## Work instructions:
Make an exact copy of the records, dropping all pictures.

━━━━━ Entries supplied

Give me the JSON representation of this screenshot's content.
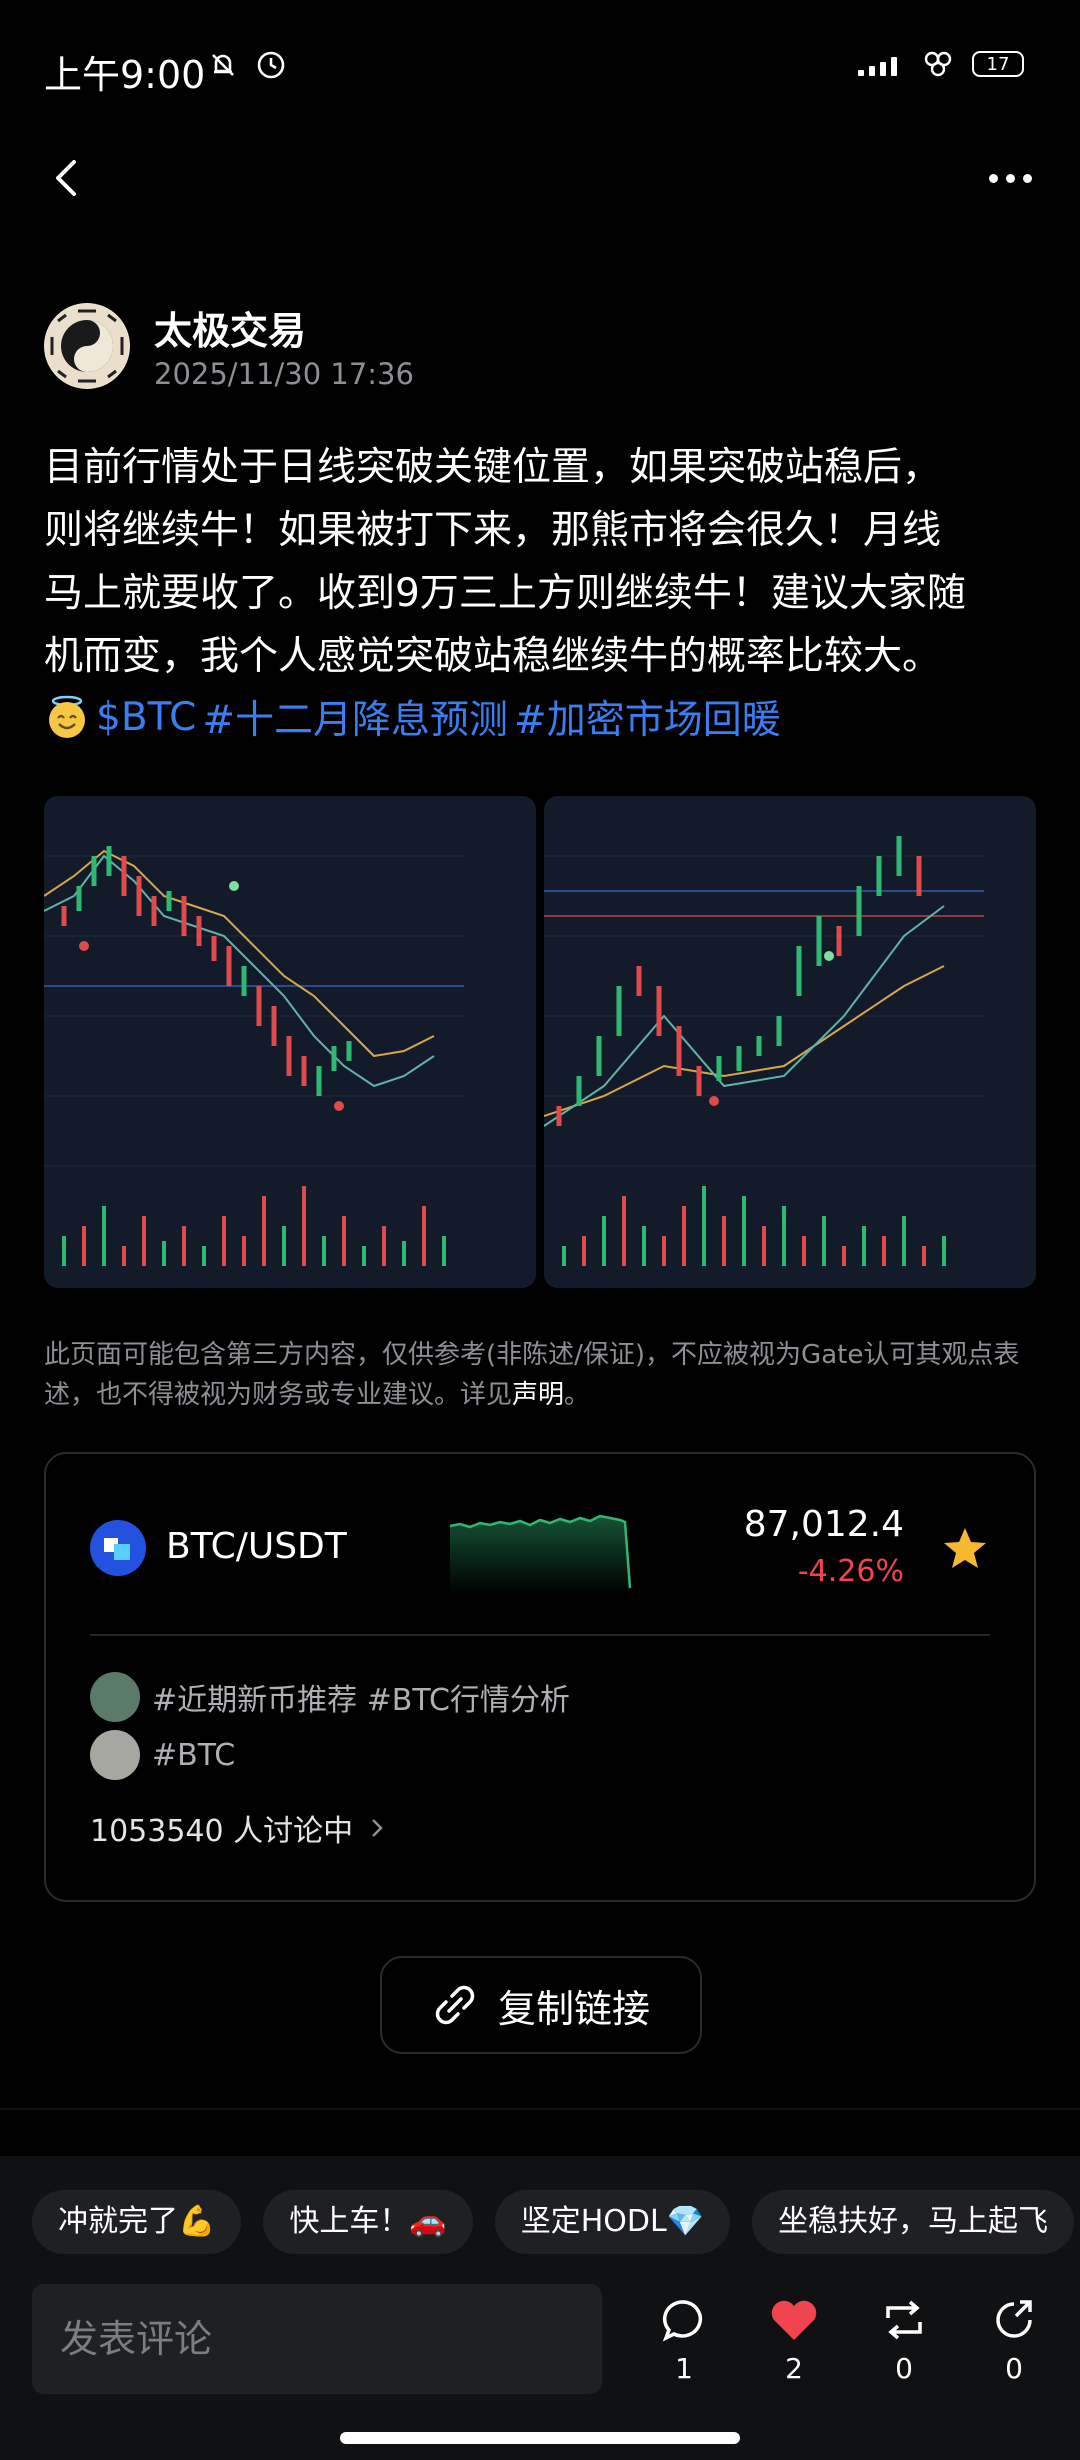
{
  "status_bar": {
    "time": "上午9:00",
    "battery": "17"
  },
  "author": {
    "name": "太极交易",
    "time": "2025/11/30 17:36"
  },
  "post": {
    "lines": [
      "目前行情处于日线突破关键位置，如果突破站稳后，",
      "则将继续牛！如果被打下来，那熊市将会很久！月线",
      "马上就要收了。收到9万三上方则继续牛！建议大家随",
      "机而变，我个人感觉突破站稳继续牛的概率比较大。"
    ],
    "tags": [
      "$BTC",
      "#十二月降息预测",
      "#加密市场回暖"
    ]
  },
  "disclaimer": {
    "text": "此页面可能包含第三方内容，仅供参考(非陈述/保证)，不应被视为Gate认可其观点表述，也不得被视为财务或专业建议。详见",
    "link": "声明",
    "end": "。"
  },
  "market": {
    "pair": "BTC/USDT",
    "price": "87,012.4",
    "change": "-4.26%",
    "topics": [
      "#近期新币推荐 #BTC行情分析",
      "#BTC"
    ],
    "discussing": "1053540 人讨论中"
  },
  "copy_link": "复制链接",
  "quick_replies": [
    "冲就完了💪",
    "快上车！🚗",
    "坚定HODL💎",
    "坐稳扶好，马上起飞"
  ],
  "comment_placeholder": "发表评论",
  "actions": {
    "comments": "1",
    "likes": "2",
    "reposts": "0",
    "shares": "0"
  },
  "colors": {
    "accent_blue": "#3a7ef0",
    "down_red": "#f0444f",
    "up_green": "#2eb872",
    "star": "#f5b82e"
  }
}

━━━━━━━━━━

## Reply to the exercise:
Give me the JSON representation of this screenshot's content.
{
  "status_bar": {
    "time": "上午9:00",
    "battery": "17"
  },
  "author": {
    "name": "太极交易",
    "time": "2025/11/30 17:36"
  },
  "post": {
    "lines": [
      "目前行情处于日线突破关键位置，如果突破站稳后，",
      "则将继续牛！如果被打下来，那熊市将会很久！月线",
      "马上就要收了。收到9万三上方则继续牛！建议大家随",
      "机而变，我个人感觉突破站稳继续牛的概率比较大。"
    ],
    "tags": [
      "$BTC",
      "#十二月降息预测",
      "#加密市场回暖"
    ]
  },
  "disclaimer": {
    "text": "此页面可能包含第三方内容，仅供参考(非陈述/保证)，不应被视为Gate认可其观点表述，也不得被视为财务或专业建议。详见",
    "link": "声明",
    "end": "。"
  },
  "market": {
    "pair": "BTC/USDT",
    "price": "87,012.4",
    "change": "-4.26%",
    "topics": [
      "#近期新币推荐 #BTC行情分析",
      "#BTC"
    ],
    "discussing": "1053540 人讨论中"
  },
  "copy_link": "复制链接",
  "quick_replies": [
    "冲就完了💪",
    "快上车！🚗",
    "坚定HODL💎",
    "坐稳扶好，马上起飞"
  ],
  "comment_placeholder": "发表评论",
  "actions": {
    "comments": "1",
    "likes": "2",
    "reposts": "0",
    "shares": "0"
  },
  "colors": {
    "accent_blue": "#3a7ef0",
    "down_red": "#f0444f",
    "up_green": "#2eb872",
    "star": "#f5b82e"
  }
}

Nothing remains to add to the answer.